### REQUIREMENT
Reproduce verbatim the lines beginning with the line that contains "What elements are" and continuing through the line that contains "data-point-marker — [438, 508, 449, 520]", both included. Omit the pictures from your answer.

### MATERIAL FOR THIS TASK
————————
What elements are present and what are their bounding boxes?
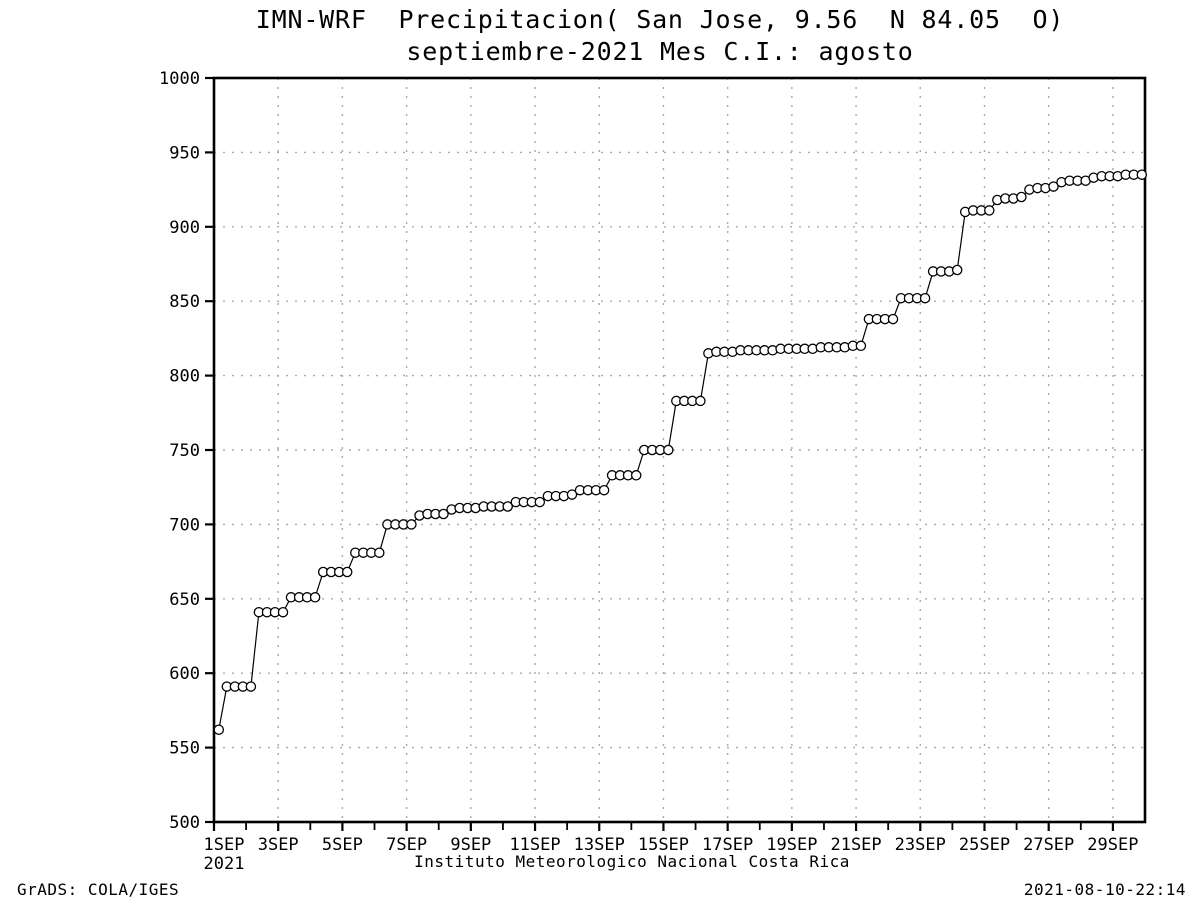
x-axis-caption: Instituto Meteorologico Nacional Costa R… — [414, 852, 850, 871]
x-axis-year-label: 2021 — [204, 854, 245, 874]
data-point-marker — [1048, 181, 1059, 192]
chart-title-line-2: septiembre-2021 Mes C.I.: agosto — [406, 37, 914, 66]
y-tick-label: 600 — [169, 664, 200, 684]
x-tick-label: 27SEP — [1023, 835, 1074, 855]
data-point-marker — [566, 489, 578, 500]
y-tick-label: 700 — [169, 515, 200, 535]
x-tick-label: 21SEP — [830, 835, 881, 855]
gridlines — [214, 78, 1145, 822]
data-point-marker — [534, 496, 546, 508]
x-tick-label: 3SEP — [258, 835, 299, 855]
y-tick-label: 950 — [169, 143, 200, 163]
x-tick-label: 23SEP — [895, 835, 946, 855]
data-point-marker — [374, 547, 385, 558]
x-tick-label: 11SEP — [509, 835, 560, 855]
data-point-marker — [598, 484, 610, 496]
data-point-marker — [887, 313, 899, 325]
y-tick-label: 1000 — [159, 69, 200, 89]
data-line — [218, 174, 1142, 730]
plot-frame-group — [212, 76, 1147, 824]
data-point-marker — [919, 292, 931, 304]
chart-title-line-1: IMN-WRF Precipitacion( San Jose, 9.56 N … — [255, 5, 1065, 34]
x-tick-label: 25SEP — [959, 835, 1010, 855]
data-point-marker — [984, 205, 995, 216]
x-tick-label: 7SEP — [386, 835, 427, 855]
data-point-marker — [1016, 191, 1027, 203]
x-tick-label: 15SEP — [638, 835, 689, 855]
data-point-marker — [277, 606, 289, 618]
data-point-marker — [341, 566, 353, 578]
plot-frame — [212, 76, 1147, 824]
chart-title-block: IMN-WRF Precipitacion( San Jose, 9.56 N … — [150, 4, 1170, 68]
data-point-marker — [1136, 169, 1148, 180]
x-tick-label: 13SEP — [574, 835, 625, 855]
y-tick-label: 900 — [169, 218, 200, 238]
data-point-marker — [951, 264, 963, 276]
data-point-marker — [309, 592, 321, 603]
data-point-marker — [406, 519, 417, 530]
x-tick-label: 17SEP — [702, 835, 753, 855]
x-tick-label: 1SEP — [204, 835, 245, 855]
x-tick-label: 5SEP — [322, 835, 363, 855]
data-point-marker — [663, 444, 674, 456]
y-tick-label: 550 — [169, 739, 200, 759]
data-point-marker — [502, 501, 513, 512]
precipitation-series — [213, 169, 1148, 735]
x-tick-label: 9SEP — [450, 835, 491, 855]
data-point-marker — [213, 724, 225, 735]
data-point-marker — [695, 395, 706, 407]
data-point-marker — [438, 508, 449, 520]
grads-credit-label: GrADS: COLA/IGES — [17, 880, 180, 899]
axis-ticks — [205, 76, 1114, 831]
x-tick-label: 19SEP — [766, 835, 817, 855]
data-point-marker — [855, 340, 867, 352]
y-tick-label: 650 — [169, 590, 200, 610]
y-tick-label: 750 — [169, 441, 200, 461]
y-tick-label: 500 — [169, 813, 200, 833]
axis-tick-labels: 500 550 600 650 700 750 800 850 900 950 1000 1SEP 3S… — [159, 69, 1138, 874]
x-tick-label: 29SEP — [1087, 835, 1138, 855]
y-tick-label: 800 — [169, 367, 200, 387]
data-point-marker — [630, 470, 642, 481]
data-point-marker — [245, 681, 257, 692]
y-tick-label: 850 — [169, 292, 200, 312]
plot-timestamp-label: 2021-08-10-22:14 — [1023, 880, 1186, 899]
————————
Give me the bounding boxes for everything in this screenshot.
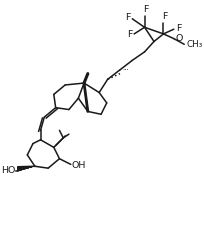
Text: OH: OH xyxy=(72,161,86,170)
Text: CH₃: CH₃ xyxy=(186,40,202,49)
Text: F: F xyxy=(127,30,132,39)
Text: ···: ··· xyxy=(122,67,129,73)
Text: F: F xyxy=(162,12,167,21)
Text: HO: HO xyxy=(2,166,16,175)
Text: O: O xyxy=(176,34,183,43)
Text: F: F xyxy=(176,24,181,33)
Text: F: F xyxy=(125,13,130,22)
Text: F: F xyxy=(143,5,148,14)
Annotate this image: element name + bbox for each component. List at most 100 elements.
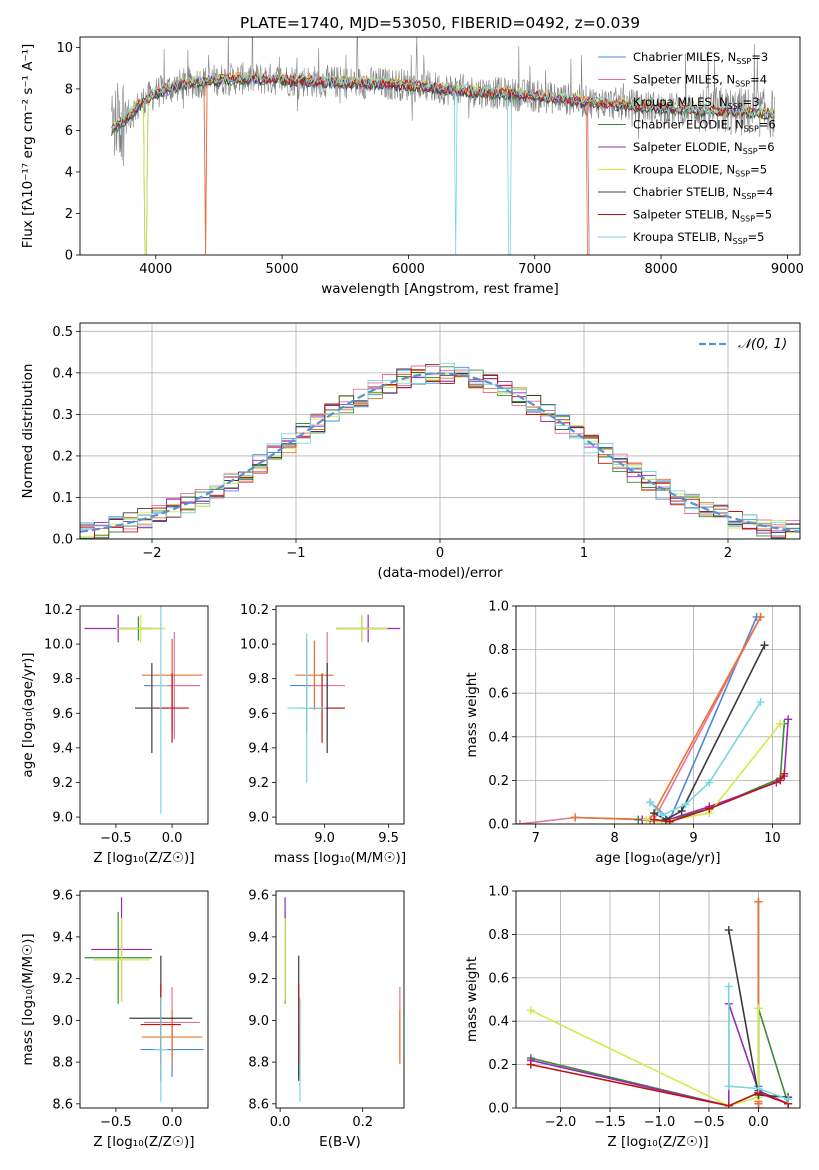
————————
### FINISHED TASK
What elements are present and what are their bounding boxes?
x-axis-caption: Instituto Meteorologico Nacional Costa R… — [414, 852, 850, 871]
x-axis-year-label: 2021 — [204, 854, 245, 874]
data-point-marker — [1048, 181, 1059, 192]
chart-title-line-2: septiembre-2021 Mes C.I.: agosto — [406, 37, 914, 66]
y-tick-label: 600 — [169, 664, 200, 684]
x-tick-label: 27SEP — [1023, 835, 1074, 855]
data-point-marker — [566, 489, 578, 500]
y-tick-label: 700 — [169, 515, 200, 535]
x-tick-label: 21SEP — [830, 835, 881, 855]
gridlines — [214, 78, 1145, 822]
data-point-marker — [534, 496, 546, 508]
x-tick-label: 3SEP — [258, 835, 299, 855]
y-tick-label: 950 — [169, 143, 200, 163]
x-tick-label: 23SEP — [895, 835, 946, 855]
data-point-marker — [374, 547, 385, 558]
x-tick-label: 11SEP — [509, 835, 560, 855]
data-point-marker — [598, 484, 610, 496]
data-point-marker — [887, 313, 899, 325]
y-tick-label: 1000 — [159, 69, 200, 89]
data-line — [218, 174, 1142, 730]
plot-frame-group — [212, 76, 1147, 824]
data-point-marker — [919, 292, 931, 304]
chart-title-line-1: IMN-WRF Precipitacion( San Jose, 9.56 N … — [255, 5, 1065, 34]
x-tick-label: 25SEP — [959, 835, 1010, 855]
data-point-marker — [984, 205, 995, 216]
x-tick-label: 7SEP — [386, 835, 427, 855]
data-point-marker — [1016, 191, 1027, 203]
x-tick-label: 15SEP — [638, 835, 689, 855]
data-point-marker — [277, 606, 289, 618]
data-point-marker — [341, 566, 353, 578]
plot-frame — [212, 76, 1147, 824]
chart-title-block: IMN-WRF Precipitacion( San Jose, 9.56 N … — [150, 4, 1170, 68]
data-point-marker — [1136, 169, 1148, 180]
x-tick-label: 13SEP — [574, 835, 625, 855]
y-tick-label: 900 — [169, 218, 200, 238]
data-point-marker — [951, 264, 963, 276]
data-point-marker — [309, 592, 321, 603]
data-point-marker — [406, 519, 417, 530]
x-tick-label: 17SEP — [702, 835, 753, 855]
x-tick-label: 1SEP — [204, 835, 245, 855]
x-tick-label: 5SEP — [322, 835, 363, 855]
data-point-marker — [663, 444, 674, 456]
y-tick-label: 550 — [169, 739, 200, 759]
data-point-marker — [502, 501, 513, 512]
precipitation-series — [213, 169, 1148, 735]
x-tick-label: 9SEP — [450, 835, 491, 855]
data-point-marker — [213, 724, 225, 735]
data-point-marker — [695, 395, 706, 407]
data-point-marker — [438, 508, 449, 520]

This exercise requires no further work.